**CONSEGNA:** Restituisci tutte le righe di ogni voce identiche all'originale, senza cambiare nulla.
<<<<
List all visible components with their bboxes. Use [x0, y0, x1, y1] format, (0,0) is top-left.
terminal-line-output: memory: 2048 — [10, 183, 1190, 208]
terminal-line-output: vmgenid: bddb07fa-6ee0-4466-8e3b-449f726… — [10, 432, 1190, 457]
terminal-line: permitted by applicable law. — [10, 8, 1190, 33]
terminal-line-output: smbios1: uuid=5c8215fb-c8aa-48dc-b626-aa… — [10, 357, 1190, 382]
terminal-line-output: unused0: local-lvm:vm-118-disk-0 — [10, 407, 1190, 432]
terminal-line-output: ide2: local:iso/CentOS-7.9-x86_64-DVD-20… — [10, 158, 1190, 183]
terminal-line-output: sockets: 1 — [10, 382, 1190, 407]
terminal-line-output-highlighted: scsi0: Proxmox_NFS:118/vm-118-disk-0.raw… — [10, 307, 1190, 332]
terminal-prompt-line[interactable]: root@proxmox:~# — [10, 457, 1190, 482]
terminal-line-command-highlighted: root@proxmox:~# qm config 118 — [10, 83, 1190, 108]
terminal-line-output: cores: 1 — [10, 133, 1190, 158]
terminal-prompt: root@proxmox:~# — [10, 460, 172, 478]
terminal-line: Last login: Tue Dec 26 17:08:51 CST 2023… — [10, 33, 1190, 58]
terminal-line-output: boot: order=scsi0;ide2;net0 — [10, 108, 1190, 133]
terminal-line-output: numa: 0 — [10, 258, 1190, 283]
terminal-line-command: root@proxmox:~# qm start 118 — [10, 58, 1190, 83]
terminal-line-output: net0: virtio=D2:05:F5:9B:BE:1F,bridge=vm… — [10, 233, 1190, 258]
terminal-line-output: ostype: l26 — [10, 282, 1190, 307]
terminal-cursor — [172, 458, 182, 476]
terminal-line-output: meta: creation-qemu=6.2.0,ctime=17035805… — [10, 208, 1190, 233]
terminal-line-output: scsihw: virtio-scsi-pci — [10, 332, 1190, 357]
>>>>
**SOLUZIONE:**
List all visible components with their bboxes. Use [x0, y0, x1, y1] format, (0,0) is top-left.
terminal-line-output: memory: 2048 — [10, 183, 1190, 208]
terminal-line-output: vmgenid: bddb07fa-6ee0-4466-8e3b-449f726… — [10, 432, 1190, 457]
terminal-line: permitted by applicable law. — [10, 8, 1190, 33]
terminal-line-output: smbios1: uuid=5c8215fb-c8aa-48dc-b626-aa… — [10, 357, 1190, 382]
terminal-line-output: unused0: local-lvm:vm-118-disk-0 — [10, 407, 1190, 432]
terminal-line-output: ide2: local:iso/CentOS-7.9-x86_64-DVD-20… — [10, 158, 1190, 183]
terminal-line-output: sockets: 1 — [10, 382, 1190, 407]
terminal-line-output-highlighted: scsi0: Proxmox_NFS:118/vm-118-disk-0.raw… — [10, 307, 1190, 332]
terminal-prompt-line[interactable]: root@proxmox:~# — [10, 457, 1190, 482]
terminal-line-command-highlighted: root@proxmox:~# qm config 118 — [10, 83, 1190, 108]
terminal-line-output: cores: 1 — [10, 133, 1190, 158]
terminal-prompt: root@proxmox:~# — [10, 460, 172, 478]
terminal-line: Last login: Tue Dec 26 17:08:51 CST 2023… — [10, 33, 1190, 58]
terminal-line-output: boot: order=scsi0;ide2;net0 — [10, 108, 1190, 133]
terminal-line-output: numa: 0 — [10, 258, 1190, 283]
terminal-line-command: root@proxmox:~# qm start 118 — [10, 58, 1190, 83]
terminal-line-output: net0: virtio=D2:05:F5:9B:BE:1F,bridge=vm… — [10, 233, 1190, 258]
terminal-line-output: ostype: l26 — [10, 282, 1190, 307]
terminal-cursor — [172, 458, 182, 476]
terminal-line-output: meta: creation-qemu=6.2.0,ctime=17035805… — [10, 208, 1190, 233]
terminal-line-output: scsihw: virtio-scsi-pci — [10, 332, 1190, 357]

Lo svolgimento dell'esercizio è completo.